- **PAGE**
##########

Chancellor of Dalhousie University
- In office 1967–1990
- Preceded by: C. D. Howe
- Succeeded by: H. Reuben Cohen

Personal details
- Born: Marcia Anastasia Christoforides 27 July 1909 Sutton, Surrey, England
- Died: 28 October 1994 (aged 85) New Brunswick, Canada
- Spouses: ; James Hamet Dunn, 1st Baronet ​ ​(m. 1942; died 1956)​ ; Max Aitken, 1st Baron Beaverbrook ​ ​(m. 1963; died 1964)​

= Marcia Anastasia Christoforides =

British philanthropist, art collector and racehorse owner

Marcia Anastasia "Christofor" Aitken, Baroness Beaverbrook (formerly Lady Dunn; 27 July 1909 – 28 October 1994) was a Canadian and British Cypriot philanthropist, art collector, and racehorse owner.

==Early life and family==
Beaverbrook was born Marcia Anastasia Christoforides on 27 July 1909 in Sutton, Surrey (present-day London) to John Christoforides (Note: Also cited as Christoforidi.), a Greek Cypriot tobacco merchant, and Mildred Christoforides (née Boyes). (Note: Also cited as Nightingale-Boyes.) The youngest of three sisters, Christoforides was educated at Roedean School.

In 1930, Christoforides began working as a secretary for her future husband James Hamet Dunn, 1st Baronet, a Canadian financier based in London. Dunn returned to Canada in 1935, where he had gained control of the bankrupt Algoma Steel Corporation in Sault Ste. Marie, Ontario. Christoforides joined him in Sault Ste. Marie and became his assistant secretary. Dunn later divorced his wife, and after Christoforides had nursed him through a near fatal illness, the couple married on 7 June 1942. She had been a devoted employee and he would seek her input on most every business matter for the rest of his life. The couple maintained homes in England, France, and at the seaside resort of St. Andrews in New Brunswick, Canada, the province of her husband's birth. In the late 1940s, Lady Dunn and her husband developed a friendship with the Spanish artist Salvador Dalí who painted several portraits of them, notably Equestrian Fantasy - Portrait of Lady Dunn. These works are now on permanent display at the Beaverbrook Art Gallery in Fredericton, New Brunswick.

Following his death, on 1 January 1956, she inherited half his fortune (estimated at nearly C$70 million). Known as Christofor to her family and friends, on the death of her husband in 1956 she became the beneficiary of a large estate and also the administrator of a fund to be used for charitable purposes. One of her late husband's closest friends was his fellow New Brunswicker, Max Aitken, 1st Baron Beaverbrook who acted as her advisor. The two developed a very close friendship and Lord Beaverbrook, who had been a widower for many years, came to have great respect for her. In June 1963 the eighty-four-year-old Beaverbrook and the fifty-three-year-old Lady Dunn married. Lord Beaverbrook had already used his fortune to greatly benefit the citizens of the province of New Brunswick in Canada. By virtue of their marriage, Aitken was able to name her the legal overseer of a large part of his estate that he wished to go to further charitable works.

##########

- **GIVEN EXERCISE A**
Extract each line of the records that contains the string "button", matching case exactly.
- **GIVEN EXERCISE B**
Carry the biography of Marcia Christoforides forward from its final sentence.
The records have no connection to the text above them.

(Box annotation data)
##########

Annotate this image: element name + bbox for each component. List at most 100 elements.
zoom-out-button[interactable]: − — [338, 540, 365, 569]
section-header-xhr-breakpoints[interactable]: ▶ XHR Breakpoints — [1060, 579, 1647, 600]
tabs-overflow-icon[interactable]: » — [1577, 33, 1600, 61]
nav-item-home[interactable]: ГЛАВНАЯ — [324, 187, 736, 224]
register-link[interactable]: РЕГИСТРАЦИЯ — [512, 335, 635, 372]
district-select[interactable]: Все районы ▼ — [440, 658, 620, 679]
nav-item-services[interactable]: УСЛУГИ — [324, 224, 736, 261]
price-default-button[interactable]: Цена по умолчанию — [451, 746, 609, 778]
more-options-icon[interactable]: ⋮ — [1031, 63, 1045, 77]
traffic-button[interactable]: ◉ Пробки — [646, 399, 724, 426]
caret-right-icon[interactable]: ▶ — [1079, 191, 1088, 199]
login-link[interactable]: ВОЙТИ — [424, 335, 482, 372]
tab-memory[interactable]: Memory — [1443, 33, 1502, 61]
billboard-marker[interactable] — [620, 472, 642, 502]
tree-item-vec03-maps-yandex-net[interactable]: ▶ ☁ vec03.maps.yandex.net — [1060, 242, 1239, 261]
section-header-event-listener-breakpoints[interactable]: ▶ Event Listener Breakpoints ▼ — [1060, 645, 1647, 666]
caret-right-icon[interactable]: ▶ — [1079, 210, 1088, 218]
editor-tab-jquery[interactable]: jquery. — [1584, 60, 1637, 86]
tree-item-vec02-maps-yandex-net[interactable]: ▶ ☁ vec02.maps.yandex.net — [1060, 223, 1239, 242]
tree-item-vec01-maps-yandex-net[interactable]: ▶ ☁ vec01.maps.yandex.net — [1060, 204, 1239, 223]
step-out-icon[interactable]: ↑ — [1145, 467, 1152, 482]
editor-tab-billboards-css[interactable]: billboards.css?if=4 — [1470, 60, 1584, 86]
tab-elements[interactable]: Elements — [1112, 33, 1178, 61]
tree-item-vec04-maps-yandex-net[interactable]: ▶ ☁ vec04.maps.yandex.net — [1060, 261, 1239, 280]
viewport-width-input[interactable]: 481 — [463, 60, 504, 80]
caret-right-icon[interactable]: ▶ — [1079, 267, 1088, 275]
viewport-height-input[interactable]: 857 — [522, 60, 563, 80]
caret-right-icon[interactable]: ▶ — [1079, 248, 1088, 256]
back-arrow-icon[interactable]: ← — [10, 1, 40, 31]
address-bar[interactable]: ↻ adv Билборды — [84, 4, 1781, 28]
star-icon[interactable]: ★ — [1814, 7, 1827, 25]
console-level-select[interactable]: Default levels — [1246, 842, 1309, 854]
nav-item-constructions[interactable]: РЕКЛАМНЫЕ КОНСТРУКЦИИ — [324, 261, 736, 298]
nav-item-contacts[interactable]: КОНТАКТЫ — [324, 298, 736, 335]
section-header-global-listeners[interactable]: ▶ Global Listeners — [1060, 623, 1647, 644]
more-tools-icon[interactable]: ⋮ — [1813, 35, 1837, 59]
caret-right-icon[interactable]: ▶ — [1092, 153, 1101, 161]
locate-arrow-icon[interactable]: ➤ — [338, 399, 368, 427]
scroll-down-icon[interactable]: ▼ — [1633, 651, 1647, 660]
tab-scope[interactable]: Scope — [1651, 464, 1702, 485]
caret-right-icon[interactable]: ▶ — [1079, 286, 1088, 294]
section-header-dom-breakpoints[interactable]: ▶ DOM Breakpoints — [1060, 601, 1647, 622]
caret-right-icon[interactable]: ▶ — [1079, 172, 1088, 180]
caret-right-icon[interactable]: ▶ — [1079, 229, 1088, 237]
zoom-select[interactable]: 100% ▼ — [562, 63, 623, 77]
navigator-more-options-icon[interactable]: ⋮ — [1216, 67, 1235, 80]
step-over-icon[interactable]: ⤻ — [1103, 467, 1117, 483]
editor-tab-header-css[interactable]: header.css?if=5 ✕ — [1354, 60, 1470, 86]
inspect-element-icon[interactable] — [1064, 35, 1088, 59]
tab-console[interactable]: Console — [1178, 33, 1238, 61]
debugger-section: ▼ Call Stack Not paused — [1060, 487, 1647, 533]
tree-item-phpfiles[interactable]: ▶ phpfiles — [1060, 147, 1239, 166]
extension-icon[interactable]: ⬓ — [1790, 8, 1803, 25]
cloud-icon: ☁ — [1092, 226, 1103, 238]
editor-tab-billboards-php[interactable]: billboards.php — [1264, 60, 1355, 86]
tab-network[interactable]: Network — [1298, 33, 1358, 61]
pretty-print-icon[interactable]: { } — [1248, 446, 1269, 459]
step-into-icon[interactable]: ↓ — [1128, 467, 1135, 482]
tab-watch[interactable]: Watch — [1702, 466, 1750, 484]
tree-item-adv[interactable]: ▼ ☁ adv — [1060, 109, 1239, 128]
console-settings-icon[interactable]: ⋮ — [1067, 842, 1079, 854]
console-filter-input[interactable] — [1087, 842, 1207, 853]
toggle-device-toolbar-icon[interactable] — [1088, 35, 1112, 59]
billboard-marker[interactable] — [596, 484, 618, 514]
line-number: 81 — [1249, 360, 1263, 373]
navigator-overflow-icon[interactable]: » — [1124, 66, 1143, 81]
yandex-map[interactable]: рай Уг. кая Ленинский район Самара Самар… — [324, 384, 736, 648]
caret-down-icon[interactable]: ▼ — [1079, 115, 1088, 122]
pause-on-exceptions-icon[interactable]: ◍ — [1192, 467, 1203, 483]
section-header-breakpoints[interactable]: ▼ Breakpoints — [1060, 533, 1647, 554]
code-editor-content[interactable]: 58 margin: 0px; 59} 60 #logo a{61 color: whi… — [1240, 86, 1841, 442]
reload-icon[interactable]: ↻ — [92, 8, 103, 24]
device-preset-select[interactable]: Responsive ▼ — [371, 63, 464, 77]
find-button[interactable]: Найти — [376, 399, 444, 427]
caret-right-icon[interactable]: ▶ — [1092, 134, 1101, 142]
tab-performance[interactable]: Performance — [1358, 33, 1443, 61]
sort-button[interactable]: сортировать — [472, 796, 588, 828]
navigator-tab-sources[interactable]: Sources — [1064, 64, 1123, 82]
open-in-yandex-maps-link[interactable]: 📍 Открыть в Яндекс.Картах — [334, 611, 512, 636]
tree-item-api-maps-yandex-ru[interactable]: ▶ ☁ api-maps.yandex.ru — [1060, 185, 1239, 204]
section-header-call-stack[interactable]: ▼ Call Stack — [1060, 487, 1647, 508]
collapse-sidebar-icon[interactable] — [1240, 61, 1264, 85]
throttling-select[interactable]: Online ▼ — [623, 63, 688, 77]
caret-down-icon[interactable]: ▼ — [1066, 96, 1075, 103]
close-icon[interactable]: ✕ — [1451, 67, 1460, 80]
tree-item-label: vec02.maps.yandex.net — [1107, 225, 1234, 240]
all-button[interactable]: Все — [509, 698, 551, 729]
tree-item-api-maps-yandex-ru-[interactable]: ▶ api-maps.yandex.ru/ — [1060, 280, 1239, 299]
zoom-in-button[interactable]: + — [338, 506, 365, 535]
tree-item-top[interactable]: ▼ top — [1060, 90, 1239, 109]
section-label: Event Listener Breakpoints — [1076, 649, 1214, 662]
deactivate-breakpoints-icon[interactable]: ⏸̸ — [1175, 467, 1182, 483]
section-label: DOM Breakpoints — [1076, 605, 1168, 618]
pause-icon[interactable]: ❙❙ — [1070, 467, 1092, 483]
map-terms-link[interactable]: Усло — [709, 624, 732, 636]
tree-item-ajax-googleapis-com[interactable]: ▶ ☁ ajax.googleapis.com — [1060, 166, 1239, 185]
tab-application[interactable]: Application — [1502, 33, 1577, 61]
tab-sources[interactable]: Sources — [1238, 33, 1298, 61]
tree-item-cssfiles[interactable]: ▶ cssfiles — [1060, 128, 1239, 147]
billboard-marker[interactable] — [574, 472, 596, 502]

##########

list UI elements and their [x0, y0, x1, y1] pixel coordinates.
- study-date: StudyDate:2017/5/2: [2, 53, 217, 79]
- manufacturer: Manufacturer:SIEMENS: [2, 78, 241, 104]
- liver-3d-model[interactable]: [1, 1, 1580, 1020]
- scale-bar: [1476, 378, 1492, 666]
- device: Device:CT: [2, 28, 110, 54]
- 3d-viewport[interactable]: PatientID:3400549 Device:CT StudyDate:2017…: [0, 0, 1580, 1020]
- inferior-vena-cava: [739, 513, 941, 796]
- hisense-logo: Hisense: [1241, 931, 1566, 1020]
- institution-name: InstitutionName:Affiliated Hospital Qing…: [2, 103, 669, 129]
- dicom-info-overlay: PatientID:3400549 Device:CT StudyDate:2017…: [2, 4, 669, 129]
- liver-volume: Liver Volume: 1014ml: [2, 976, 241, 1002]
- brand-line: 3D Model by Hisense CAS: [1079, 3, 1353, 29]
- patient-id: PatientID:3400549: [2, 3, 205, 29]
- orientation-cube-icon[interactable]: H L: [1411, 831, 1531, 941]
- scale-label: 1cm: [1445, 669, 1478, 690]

##########

- **REPLY A**
zoom-out-button[interactable]: − — [338, 540, 365, 569]
price-default-button[interactable]: Цена по умолчанию — [451, 746, 609, 778]
traffic-button[interactable]: ◉ Пробки — [646, 399, 724, 426]
find-button[interactable]: Найти — [376, 399, 444, 427]
sort-button[interactable]: сортировать — [472, 796, 588, 828]
all-button[interactable]: Все — [509, 698, 551, 729]
zoom-in-button[interactable]: + — [338, 506, 365, 535]

- **REPLY B**
==Philanthropist==
Lord Beaverbrook died a year after their marriage and Lady Beaverbrook was left with the responsibility of large benevolent fund. With this, and the funds from her first husband's estate, she became one of Canada's most prominent philanthropists. On behalf of her first husband considerable funds were donated to his alma mater, Dalhousie University in Halifax, Nova Scotia. In 1967, she was awarded an honorary Doctor of Law (LL.D.) from that institution and in 1968 she was appointed the University's Chancellor, a position she held for the next twenty-seven years.

==Assassination attempt==
Lady Beaverbrook's high profile in British society and the publicity from her philanthropic work resulted in an assassination attempt. On 4 May 1971 a bomb was strapped to the underside of her Rolls-Royce Phantom VI car (which is coloured green and brown, her horse racing colours), placed there by The Angry Brigade, a British terrorist group. The device was detected before it could explode. The car was donated to the National Motor Museum, Beaulieu, which sold it at auction in 2015.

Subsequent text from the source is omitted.